↓

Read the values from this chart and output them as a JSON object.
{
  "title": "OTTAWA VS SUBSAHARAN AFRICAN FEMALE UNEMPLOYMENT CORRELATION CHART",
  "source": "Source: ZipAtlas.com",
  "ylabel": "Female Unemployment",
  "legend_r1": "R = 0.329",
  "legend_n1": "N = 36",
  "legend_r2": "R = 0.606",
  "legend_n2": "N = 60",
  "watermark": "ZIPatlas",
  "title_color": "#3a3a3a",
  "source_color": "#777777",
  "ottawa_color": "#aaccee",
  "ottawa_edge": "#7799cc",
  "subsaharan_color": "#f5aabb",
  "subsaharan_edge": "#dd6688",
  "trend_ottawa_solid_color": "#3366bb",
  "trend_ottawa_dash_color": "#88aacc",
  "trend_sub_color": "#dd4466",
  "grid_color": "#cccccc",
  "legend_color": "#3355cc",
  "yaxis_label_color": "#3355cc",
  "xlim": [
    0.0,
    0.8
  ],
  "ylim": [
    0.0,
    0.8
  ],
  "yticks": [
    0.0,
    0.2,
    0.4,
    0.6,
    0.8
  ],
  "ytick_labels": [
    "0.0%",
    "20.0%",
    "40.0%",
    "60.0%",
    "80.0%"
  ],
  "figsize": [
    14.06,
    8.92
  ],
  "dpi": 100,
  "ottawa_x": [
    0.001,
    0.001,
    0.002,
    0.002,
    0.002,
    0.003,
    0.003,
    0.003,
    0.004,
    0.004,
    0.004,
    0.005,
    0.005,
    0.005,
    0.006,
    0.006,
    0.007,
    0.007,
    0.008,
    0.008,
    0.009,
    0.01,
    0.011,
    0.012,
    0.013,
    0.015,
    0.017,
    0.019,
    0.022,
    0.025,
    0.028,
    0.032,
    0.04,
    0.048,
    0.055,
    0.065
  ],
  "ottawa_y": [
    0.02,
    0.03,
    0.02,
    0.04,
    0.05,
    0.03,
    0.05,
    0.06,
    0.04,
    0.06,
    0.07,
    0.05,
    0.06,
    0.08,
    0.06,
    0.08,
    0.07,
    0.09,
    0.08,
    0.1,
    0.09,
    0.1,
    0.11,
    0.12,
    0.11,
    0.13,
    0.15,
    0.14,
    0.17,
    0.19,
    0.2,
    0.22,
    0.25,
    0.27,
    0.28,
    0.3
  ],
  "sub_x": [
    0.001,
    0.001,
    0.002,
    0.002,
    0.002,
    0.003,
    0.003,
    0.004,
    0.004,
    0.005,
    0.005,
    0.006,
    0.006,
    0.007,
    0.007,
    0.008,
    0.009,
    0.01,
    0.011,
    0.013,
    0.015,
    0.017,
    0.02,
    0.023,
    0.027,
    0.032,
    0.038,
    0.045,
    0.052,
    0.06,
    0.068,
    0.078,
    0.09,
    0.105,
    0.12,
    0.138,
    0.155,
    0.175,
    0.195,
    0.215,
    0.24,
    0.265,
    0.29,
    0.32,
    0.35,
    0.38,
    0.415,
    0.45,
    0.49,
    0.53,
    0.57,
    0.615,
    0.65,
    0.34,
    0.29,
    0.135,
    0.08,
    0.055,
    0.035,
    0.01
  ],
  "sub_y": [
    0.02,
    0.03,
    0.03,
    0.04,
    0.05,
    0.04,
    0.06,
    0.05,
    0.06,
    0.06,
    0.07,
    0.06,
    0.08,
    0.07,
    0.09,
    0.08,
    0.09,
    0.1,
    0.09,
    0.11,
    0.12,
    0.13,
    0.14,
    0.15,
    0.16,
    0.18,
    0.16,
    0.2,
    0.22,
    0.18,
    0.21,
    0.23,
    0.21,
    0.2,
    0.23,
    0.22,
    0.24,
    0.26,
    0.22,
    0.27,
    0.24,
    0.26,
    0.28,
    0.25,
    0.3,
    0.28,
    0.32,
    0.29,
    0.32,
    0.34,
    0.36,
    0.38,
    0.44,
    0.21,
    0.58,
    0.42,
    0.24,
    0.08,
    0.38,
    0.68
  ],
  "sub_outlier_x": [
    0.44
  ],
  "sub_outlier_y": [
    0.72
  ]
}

↑

**Requirement**.
Extract the full listing and reproduce each line exactly.

**Task answer**.
Read the values from this chart and output them as a JSON object.
{
  "title": "OTTAWA VS SUBSAHARAN AFRICAN FEMALE UNEMPLOYMENT CORRELATION CHART",
  "source": "Source: ZipAtlas.com",
  "ylabel": "Female Unemployment",
  "legend_r1": "R = 0.329",
  "legend_n1": "N = 36",
  "legend_r2": "R = 0.606",
  "legend_n2": "N = 60",
  "watermark": "ZIPatlas",
  "title_color": "#3a3a3a",
  "source_color": "#777777",
  "ottawa_color": "#aaccee",
  "ottawa_edge": "#7799cc",
  "subsaharan_color": "#f5aabb",
  "subsaharan_edge": "#dd6688",
  "trend_ottawa_solid_color": "#3366bb",
  "trend_ottawa_dash_color": "#88aacc",
  "trend_sub_color": "#dd4466",
  "grid_color": "#cccccc",
  "legend_color": "#3355cc",
  "yaxis_label_color": "#3355cc",
  "xlim": [
    0.0,
    0.8
  ],
  "ylim": [
    0.0,
    0.8
  ],
  "yticks": [
    0.0,
    0.2,
    0.4,
    0.6,
    0.8
  ],
  "ytick_labels": [
    "0.0%",
    "20.0%",
    "40.0%",
    "60.0%",
    "80.0%"
  ],
  "figsize": [
    14.06,
    8.92
  ],
  "dpi": 100,
  "ottawa_x": [
    0.001,
    0.001,
    0.002,
    0.002,
    0.002,
    0.003,
    0.003,
    0.003,
    0.004,
    0.004,
    0.004,
    0.005,
    0.005,
    0.005,
    0.006,
    0.006,
    0.007,
    0.007,
    0.008,
    0.008,
    0.009,
    0.01,
    0.011,
    0.012,
    0.013,
    0.015,
    0.017,
    0.019,
    0.022,
    0.025,
    0.028,
    0.032,
    0.04,
    0.048,
    0.055,
    0.065
  ],
  "ottawa_y": [
    0.02,
    0.03,
    0.02,
    0.04,
    0.05,
    0.03,
    0.05,
    0.06,
    0.04,
    0.06,
    0.07,
    0.05,
    0.06,
    0.08,
    0.06,
    0.08,
    0.07,
    0.09,
    0.08,
    0.1,
    0.09,
    0.1,
    0.11,
    0.12,
    0.11,
    0.13,
    0.15,
    0.14,
    0.17,
    0.19,
    0.2,
    0.22,
    0.25,
    0.27,
    0.28,
    0.3
  ],
  "sub_x": [
    0.001,
    0.001,
    0.002,
    0.002,
    0.002,
    0.003,
    0.003,
    0.004,
    0.004,
    0.005,
    0.005,
    0.006,
    0.006,
    0.007,
    0.007,
    0.008,
    0.009,
    0.01,
    0.011,
    0.013,
    0.015,
    0.017,
    0.02,
    0.023,
    0.027,
    0.032,
    0.038,
    0.045,
    0.052,
    0.06,
    0.068,
    0.078,
    0.09,
    0.105,
    0.12,
    0.138,
    0.155,
    0.175,
    0.195,
    0.215,
    0.24,
    0.265,
    0.29,
    0.32,
    0.35,
    0.38,
    0.415,
    0.45,
    0.49,
    0.53,
    0.57,
    0.615,
    0.65,
    0.34,
    0.29,
    0.135,
    0.08,
    0.055,
    0.035,
    0.01
  ],
  "sub_y": [
    0.02,
    0.03,
    0.03,
    0.04,
    0.05,
    0.04,
    0.06,
    0.05,
    0.06,
    0.06,
    0.07,
    0.06,
    0.08,
    0.07,
    0.09,
    0.08,
    0.09,
    0.1,
    0.09,
    0.11,
    0.12,
    0.13,
    0.14,
    0.15,
    0.16,
    0.18,
    0.16,
    0.2,
    0.22,
    0.18,
    0.21,
    0.23,
    0.21,
    0.2,
    0.23,
    0.22,
    0.24,
    0.26,
    0.22,
    0.27,
    0.24,
    0.26,
    0.28,
    0.25,
    0.3,
    0.28,
    0.32,
    0.29,
    0.32,
    0.34,
    0.36,
    0.38,
    0.44,
    0.21,
    0.58,
    0.42,
    0.24,
    0.08,
    0.38,
    0.68
  ],
  "sub_outlier_x": [
    0.44
  ],
  "sub_outlier_y": [
    0.72
  ]
}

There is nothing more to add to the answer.